[Extrait de page]
Le scorbut, ancienne « peste des marins », qui est censé avoir disparu des pays développés depuis deux siècles, se retrouve au sein des populations précaires, chez qui il ne doit pas être méconnu.
Une étude réalisée en 2006 a montré la présence d’une carence en vitamine C (VC) chez 10 % des personnes recevant une aide alimentaire. Les symptômes apparaissent à partir d’un à trois mois d’une réduction des apports en VC (moins de 5 mg/j). L’apport quotidien doit être de 60 à 100 mg.
Le Dr Francès rapporte une étude prospective, réalisée dans deux centres de SDF, où il consulte en tant que médecin bénévole. Sur une période de deux ans, chez 1 328 consultants, le médecin a regardé systématiquement l’état de la bouche des patients et les a examinés de la tête aux pieds à la recherche de manifestations hémorragiques.
[/Extrait de page]
(Consignes):
- A) D'après l'extrait sur le scorbut, combien de vitamine C faut-il apporter chaque jour ?
- B) Poursuivez l'extrait sur le scorbut à partir de sa dernière phrase.
[Fiches de données]
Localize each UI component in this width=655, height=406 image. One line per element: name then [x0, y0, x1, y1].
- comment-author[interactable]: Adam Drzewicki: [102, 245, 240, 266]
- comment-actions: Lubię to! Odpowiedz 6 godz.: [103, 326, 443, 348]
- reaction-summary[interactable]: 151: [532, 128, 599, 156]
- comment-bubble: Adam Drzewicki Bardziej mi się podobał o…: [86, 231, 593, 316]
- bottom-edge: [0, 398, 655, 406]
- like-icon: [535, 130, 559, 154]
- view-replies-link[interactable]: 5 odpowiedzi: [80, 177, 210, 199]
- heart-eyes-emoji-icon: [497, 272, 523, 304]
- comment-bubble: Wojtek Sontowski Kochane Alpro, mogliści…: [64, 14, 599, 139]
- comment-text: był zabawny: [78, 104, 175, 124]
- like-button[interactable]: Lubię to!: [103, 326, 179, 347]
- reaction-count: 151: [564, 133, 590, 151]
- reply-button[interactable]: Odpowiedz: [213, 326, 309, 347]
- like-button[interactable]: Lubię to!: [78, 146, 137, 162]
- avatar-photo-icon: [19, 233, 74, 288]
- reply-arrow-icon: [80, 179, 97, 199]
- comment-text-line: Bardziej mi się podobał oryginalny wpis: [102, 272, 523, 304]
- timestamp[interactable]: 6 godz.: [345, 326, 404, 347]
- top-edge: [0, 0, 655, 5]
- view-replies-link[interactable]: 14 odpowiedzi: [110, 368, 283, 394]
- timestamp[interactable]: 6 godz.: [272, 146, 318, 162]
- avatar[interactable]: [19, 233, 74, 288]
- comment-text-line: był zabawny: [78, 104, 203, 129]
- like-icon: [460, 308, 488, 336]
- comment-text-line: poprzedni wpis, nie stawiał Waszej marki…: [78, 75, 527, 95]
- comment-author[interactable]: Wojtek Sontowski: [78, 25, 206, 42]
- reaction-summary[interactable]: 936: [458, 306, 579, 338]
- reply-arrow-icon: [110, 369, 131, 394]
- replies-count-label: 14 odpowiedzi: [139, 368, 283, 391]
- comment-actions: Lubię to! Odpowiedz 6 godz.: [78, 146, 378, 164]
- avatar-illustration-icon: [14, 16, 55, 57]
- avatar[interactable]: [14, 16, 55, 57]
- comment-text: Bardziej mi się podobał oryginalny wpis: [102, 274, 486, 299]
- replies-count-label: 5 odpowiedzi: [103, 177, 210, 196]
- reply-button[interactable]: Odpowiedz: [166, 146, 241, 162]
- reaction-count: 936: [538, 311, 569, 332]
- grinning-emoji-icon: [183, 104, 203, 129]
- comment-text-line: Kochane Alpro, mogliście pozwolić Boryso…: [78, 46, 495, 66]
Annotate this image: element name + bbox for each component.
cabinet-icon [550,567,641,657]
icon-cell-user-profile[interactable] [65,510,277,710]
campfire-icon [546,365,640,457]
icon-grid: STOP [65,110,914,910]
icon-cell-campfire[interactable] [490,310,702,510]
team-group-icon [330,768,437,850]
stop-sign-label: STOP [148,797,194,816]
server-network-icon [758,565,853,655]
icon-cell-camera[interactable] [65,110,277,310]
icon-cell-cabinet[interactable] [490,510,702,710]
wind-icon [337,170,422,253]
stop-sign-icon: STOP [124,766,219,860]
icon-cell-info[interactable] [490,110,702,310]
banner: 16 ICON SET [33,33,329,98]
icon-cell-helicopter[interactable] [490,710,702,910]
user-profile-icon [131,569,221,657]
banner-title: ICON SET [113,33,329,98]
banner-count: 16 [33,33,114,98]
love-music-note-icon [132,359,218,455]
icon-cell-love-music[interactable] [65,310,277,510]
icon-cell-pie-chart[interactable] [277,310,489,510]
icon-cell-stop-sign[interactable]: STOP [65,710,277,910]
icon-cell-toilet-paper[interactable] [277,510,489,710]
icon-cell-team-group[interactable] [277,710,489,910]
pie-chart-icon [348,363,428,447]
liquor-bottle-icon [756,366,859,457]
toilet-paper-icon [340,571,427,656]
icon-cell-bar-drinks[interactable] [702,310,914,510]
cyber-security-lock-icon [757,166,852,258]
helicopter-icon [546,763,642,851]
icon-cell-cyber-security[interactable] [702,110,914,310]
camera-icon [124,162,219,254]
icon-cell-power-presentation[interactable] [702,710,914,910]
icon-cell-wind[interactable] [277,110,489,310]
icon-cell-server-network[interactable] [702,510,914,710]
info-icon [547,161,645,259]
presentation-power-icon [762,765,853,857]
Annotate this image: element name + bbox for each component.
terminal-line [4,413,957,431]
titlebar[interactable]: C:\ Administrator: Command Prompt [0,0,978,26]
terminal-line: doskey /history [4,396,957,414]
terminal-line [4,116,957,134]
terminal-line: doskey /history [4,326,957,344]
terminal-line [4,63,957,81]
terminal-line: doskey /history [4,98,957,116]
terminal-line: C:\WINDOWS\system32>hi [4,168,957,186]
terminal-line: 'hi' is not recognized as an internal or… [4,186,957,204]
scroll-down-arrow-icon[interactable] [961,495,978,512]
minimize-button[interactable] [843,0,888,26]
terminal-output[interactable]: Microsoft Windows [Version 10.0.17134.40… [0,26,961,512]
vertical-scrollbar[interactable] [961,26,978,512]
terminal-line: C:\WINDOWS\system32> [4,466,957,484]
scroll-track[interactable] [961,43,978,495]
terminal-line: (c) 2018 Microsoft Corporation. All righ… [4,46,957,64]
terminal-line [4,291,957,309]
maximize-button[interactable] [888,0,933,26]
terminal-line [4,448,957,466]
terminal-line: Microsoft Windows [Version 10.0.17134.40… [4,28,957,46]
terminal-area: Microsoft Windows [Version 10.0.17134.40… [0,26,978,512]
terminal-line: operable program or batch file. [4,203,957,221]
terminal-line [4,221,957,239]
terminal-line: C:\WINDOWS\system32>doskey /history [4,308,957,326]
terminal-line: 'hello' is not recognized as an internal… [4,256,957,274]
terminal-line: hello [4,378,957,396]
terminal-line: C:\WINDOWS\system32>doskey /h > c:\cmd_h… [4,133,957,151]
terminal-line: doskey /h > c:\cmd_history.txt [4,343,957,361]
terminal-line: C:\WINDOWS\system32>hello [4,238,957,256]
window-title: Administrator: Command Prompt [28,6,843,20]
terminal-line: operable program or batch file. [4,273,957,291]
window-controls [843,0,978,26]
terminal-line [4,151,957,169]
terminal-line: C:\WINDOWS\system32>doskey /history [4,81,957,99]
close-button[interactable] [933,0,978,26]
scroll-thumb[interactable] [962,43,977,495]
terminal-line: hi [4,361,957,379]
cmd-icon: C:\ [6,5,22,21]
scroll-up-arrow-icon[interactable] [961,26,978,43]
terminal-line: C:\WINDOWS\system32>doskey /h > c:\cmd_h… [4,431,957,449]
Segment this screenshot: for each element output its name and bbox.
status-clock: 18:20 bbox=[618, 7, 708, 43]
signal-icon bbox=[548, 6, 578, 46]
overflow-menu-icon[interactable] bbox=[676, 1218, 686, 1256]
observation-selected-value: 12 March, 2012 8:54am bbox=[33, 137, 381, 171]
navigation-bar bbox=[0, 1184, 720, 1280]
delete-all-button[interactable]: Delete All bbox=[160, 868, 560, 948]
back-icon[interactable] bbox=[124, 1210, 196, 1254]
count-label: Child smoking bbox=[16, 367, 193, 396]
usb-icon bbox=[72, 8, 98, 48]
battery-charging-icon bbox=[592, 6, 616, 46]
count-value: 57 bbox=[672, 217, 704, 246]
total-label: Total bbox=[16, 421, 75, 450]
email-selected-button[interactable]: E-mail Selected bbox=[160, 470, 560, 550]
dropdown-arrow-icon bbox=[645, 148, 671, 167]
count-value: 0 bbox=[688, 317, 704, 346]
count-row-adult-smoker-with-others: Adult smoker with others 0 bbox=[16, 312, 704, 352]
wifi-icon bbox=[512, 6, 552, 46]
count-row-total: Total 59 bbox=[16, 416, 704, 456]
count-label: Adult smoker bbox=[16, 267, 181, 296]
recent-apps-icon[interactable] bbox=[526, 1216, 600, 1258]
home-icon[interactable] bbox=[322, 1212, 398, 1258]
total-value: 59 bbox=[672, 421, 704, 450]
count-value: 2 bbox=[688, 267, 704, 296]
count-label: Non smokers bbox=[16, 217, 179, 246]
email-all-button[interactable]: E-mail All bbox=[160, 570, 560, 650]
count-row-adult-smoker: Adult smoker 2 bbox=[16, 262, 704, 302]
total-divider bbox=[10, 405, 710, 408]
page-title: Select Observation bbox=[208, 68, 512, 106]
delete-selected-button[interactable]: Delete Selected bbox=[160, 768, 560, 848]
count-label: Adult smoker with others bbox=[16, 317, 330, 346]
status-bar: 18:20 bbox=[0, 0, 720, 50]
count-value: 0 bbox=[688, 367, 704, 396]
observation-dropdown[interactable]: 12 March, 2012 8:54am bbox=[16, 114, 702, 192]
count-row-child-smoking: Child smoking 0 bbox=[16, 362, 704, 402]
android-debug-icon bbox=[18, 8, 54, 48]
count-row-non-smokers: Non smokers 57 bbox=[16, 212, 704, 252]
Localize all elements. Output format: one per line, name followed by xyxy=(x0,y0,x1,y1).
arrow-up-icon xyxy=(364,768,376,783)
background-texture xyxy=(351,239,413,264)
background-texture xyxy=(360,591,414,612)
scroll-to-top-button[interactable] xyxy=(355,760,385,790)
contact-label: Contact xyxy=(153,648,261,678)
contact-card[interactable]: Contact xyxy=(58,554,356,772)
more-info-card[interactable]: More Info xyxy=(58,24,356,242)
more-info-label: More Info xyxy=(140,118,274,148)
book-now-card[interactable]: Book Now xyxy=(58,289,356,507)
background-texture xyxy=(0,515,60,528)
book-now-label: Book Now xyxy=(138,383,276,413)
[/Fiches de données]
(Liste des réponses):
- A) De 60 à 100 mg par jour.

- B)
Le diagnostic d’hypovitaminose C a été porté chez 48 personnes. Environ la moitié des patients avaient moins de 40 ans, dont 20 % entre 18 et 30 ans. Du point de vue de la symptomatologie, tous les cas présentaient des atteintes des gencives : gingivorragies, hypertrophie gingivale, gingivites et/ou pertes dentaires. Les symptômes hémorragiques étaient au premier plan chez 35,5 % des personnes : gingivales, pétéchies, purpura sur les membres. Et 31,5 % accusaient une asthénie avec des myalgies et des arthralgies.
Les facteurs associés ont également été évalués. Les facteurs psychiques accompagnent 83,4 % des cas, une intoxication éthylique 41,7 % et une intoxication tabagique 94 %. Par rapport au total des cas recensés, 73 % ont bénéficié d’un diagnostic biologique et seuls 25 % avaient une couverture sociale. Le dosage de la VC n’est pas pris en charge par notre système social.
L’auteur note que, même si le travail pêche par un effectif restreint, « il permet de mettre en lumière une pathologie que nous pensions avoir oubliée ». Des cas peuvent d’ailleurs avoir été omis.
Sa recrudescence est favorisée par des modifications des régimes alimentaires au sein de notre société de consommation : fréquentation des fast-foods, surgelés, absence de denrées fraîches… Le tabagisme est consommateur de VC.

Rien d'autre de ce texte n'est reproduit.